*THE PROBLEM*:
Quote the whole listing verbatim.

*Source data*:
--------------------------------

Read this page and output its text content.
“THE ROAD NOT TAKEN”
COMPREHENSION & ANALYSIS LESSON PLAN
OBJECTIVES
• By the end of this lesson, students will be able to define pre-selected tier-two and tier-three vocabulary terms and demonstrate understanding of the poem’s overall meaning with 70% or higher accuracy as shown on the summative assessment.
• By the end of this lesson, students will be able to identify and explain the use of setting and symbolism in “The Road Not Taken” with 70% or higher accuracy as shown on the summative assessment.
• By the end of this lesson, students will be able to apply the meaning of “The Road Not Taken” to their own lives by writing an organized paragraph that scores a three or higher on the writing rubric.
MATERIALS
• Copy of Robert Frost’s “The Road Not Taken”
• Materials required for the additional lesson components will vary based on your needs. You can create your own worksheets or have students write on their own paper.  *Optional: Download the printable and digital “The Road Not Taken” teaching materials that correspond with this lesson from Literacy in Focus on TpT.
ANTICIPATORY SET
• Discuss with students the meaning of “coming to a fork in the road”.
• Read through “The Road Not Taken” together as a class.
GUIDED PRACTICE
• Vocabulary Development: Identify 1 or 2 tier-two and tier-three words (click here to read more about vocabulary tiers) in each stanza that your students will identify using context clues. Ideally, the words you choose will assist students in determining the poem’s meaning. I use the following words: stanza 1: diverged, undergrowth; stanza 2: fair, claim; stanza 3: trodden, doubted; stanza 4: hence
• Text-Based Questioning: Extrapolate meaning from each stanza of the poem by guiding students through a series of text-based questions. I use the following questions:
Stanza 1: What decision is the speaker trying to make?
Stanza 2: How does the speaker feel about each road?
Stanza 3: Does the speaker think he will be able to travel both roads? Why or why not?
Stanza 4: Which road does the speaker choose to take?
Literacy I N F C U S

--------------------------------

*FINAL ANSWER*:
Read this page and output its text content.
“THE ROAD NOT TAKEN”
COMPREHENSION & ANALYSIS LESSON PLAN
OBJECTIVES
• By the end of this lesson, students will be able to define pre-selected tier-two and tier-three vocabulary terms and demonstrate understanding of the poem’s overall meaning with 70% or higher accuracy as shown on the summative assessment.
• By the end of this lesson, students will be able to identify and explain the use of setting and symbolism in “The Road Not Taken” with 70% or higher accuracy as shown on the summative assessment.
• By the end of this lesson, students will be able to apply the meaning of “The Road Not Taken” to their own lives by writing an organized paragraph that scores a three or higher on the writing rubric.
MATERIALS
• Copy of Robert Frost’s “The Road Not Taken”
• Materials required for the additional lesson components will vary based on your needs. You can create your own worksheets or have students write on their own paper.  *Optional: Download the printable and digital “The Road Not Taken” teaching materials that correspond with this lesson from Literacy in Focus on TpT.
ANTICIPATORY SET
• Discuss with students the meaning of “coming to a fork in the road”.
• Read through “The Road Not Taken” together as a class.
GUIDED PRACTICE
• Vocabulary Development: Identify 1 or 2 tier-two and tier-three words (click here to read more about vocabulary tiers) in each stanza that your students will identify using context clues. Ideally, the words you choose will assist students in determining the poem’s meaning. I use the following words: stanza 1: diverged, undergrowth; stanza 2: fair, claim; stanza 3: trodden, doubted; stanza 4: hence
• Text-Based Questioning: Extrapolate meaning from each stanza of the poem by guiding students through a series of text-based questions. I use the following questions:
Stanza 1: What decision is the speaker trying to make?
Stanza 2: How does the speaker feel about each road?
Stanza 3: Does the speaker think he will be able to travel both roads? Why or why not?
Stanza 4: Which road does the speaker choose to take?
Literacy I N F C U S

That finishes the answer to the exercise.